### STATED PROBLEM A
According to the post on up-front planning and Agile, why should you consider items such as SLA, backup, and support requirements before giving a client a ball-park estimate? Answer in one to three sentences.
──────── TEXT SECTION ────────
One small addition: in real life, #1 and #2 are not mutually exclusive. You can, and should, usually do both.


Up-front planning and Agile

This post was triggered by this conversation I recently had in Twitter with Henrik Ebbeskog. Reading that before continuing on this one may help you understand better.

So let’s assume a scenario. A client wants to set up a web shop(*), and would like to hear your rough estimate how much effort would it require. The client just wants a ball-park, so we’re not signing contracts here. Here’s what you should  take into account before giving your answer:

  • High availability requirements, how many users do you expect? Simultaneous users?
  • Different user personas
  • SLA requirements
  • DB backup requirements
  • User support requirements, do you perhaps need a live help line?
  • External interfaces, do you need to interface with a bank payment interface perhaps?
  • What markets are you targeting, maybe countries that write from right to left?
  • Etc etc

You probably can come up with more, and adjust these to your own domain. And the exact questions here are not the point — the point is that if you plan for these, and take these into account, you can base your estimate onto these. “It’s roughly 2-4 weeks IF just a single server, no user support, no redundancy in servers, we offer 9-17 support weekdays only, and it contains more or less these features”

And here comes the catch: this doesn’t mean you’re setting these in stone. This isn’t Big Design Up Front. This isn’t waterfall and forgetting about Agile values like responding to change. This is planning, being prepared, listing your assumptions explicitly and asking your customer questions she didn’t think of.
──────── SUPPLIED MATERIAL ────────
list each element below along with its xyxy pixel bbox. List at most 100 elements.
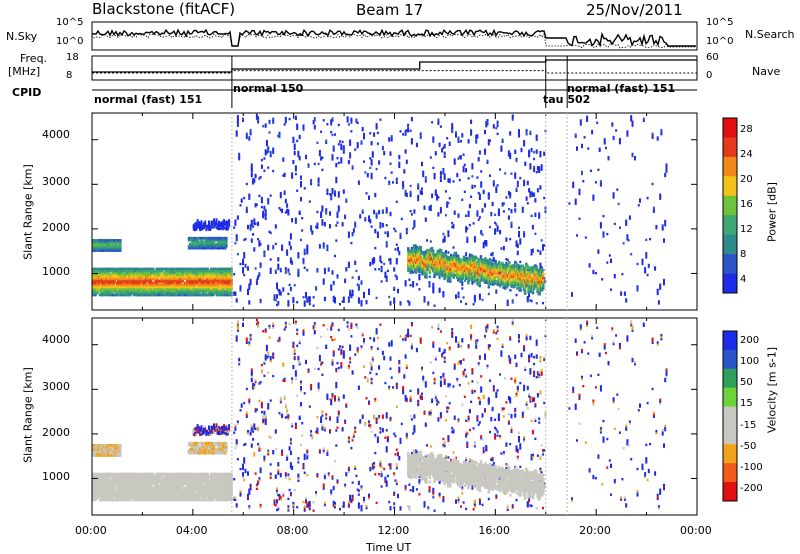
power-cell: [451, 221, 454, 225]
power-cell: [205, 285, 208, 289]
power-cell: [475, 134, 478, 138]
power-cell: [398, 253, 401, 256]
power-cell: [460, 272, 463, 276]
power-cell: [307, 163, 310, 166]
power-cell: [242, 262, 244, 266]
power-cell: [412, 256, 416, 259]
power-cell: [389, 260, 392, 263]
power-cell: [206, 269, 209, 273]
power-cell: [234, 219, 237, 222]
power-cell: [528, 188, 531, 191]
power-cell: [439, 175, 442, 178]
power-cell: [455, 133, 457, 136]
power-cell: [202, 225, 205, 229]
power-cell: [460, 274, 463, 278]
power-cell: [419, 192, 422, 195]
power-cell: [320, 130, 323, 133]
power-cell: [412, 283, 415, 286]
power-cell: [341, 300, 344, 303]
power-cell: [214, 267, 217, 271]
power-cell: [298, 134, 301, 138]
power-cell: [369, 157, 372, 160]
power-cell: [175, 267, 179, 271]
power-cell: [331, 156, 334, 159]
power-cell: [346, 118, 349, 121]
power-cell: [221, 224, 224, 227]
power-cell: [528, 153, 531, 156]
power-cell: [253, 247, 256, 250]
power-cell: [347, 263, 350, 267]
power-cell: [485, 244, 488, 247]
power-cell: [210, 225, 213, 228]
power-cell: [429, 204, 432, 208]
power-cell: [407, 123, 410, 127]
power-cell: [300, 175, 302, 178]
power-cell: [315, 288, 318, 291]
power-cell: [529, 191, 532, 194]
power-cell: [436, 253, 439, 257]
power-cell: [388, 139, 391, 142]
power-cell: [413, 225, 416, 228]
power-cell: [330, 288, 333, 291]
power-cell: [344, 280, 347, 283]
power-cell: [508, 267, 511, 270]
power-cell: [119, 245, 122, 248]
power-cell: [642, 119, 645, 122]
power-cell: [397, 288, 399, 292]
power-cell: [453, 162, 456, 165]
power-cell: [418, 275, 421, 279]
power-cell: [272, 169, 275, 173]
power-cell: [331, 272, 334, 275]
power-cell: [644, 267, 647, 270]
power-cell: [442, 232, 445, 236]
power-cell: [447, 178, 450, 181]
power-cell: [216, 227, 219, 230]
power-cell: [330, 193, 333, 197]
power-cell: [117, 293, 120, 297]
power-cell: [119, 275, 122, 279]
power-cell: [460, 268, 463, 272]
power-cell: [277, 259, 280, 262]
power-cell: [143, 273, 146, 277]
power-cell: [225, 279, 229, 283]
power-cell: [504, 287, 507, 290]
power-cell: [350, 293, 353, 297]
power-cell: [248, 283, 251, 286]
power-cell: [501, 204, 504, 207]
nsky-series: [91, 28, 696, 48]
power-cell: [279, 195, 282, 199]
power-cell: [660, 133, 663, 136]
power-cell: [188, 293, 191, 297]
power-cell: [172, 267, 175, 271]
power-cell: [276, 284, 278, 287]
power-cell: [447, 264, 451, 268]
power-cell: [428, 208, 431, 211]
power-cell: [188, 289, 191, 293]
power-cell: [467, 277, 470, 281]
power-cell: [252, 177, 255, 181]
power-cell: [259, 300, 262, 304]
power-cell: [273, 294, 276, 297]
power-cell: [470, 254, 473, 257]
power-cell: [467, 141, 470, 144]
power-cell: [404, 129, 407, 133]
power-cell: [220, 222, 223, 225]
nsearch-series: [91, 32, 696, 49]
power-cell: [332, 297, 335, 301]
power-cell: [225, 225, 228, 228]
power-cell: [370, 176, 373, 180]
power-cell: [603, 140, 606, 143]
power-cell: [221, 283, 224, 287]
power-cell: [247, 226, 249, 230]
power-cell: [625, 298, 628, 301]
power-cell: [509, 237, 512, 241]
power-cell: [443, 175, 446, 178]
power-cell: [188, 246, 192, 250]
power-cell: [225, 238, 228, 242]
power-cell: [346, 116, 349, 119]
power-cell: [516, 287, 519, 290]
power-cell: [306, 252, 309, 255]
power-cell: [335, 164, 338, 168]
power-cell: [442, 171, 445, 175]
power-cell: [510, 209, 513, 212]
────────
### STATED PROBLEM B
Report every line of the records that contains the string "series".

### COMPLETE RESPONSE A
If you plan for these items and take them into account, you can base your estimate on them. The estimate can then be stated as conditional on explicit assumptions, such as a single server, no user support, and 9-17 support on weekdays only.

### COMPLETE RESPONSE B
nsky-series: [91, 28, 696, 48]
nsearch-series: [91, 32, 696, 49]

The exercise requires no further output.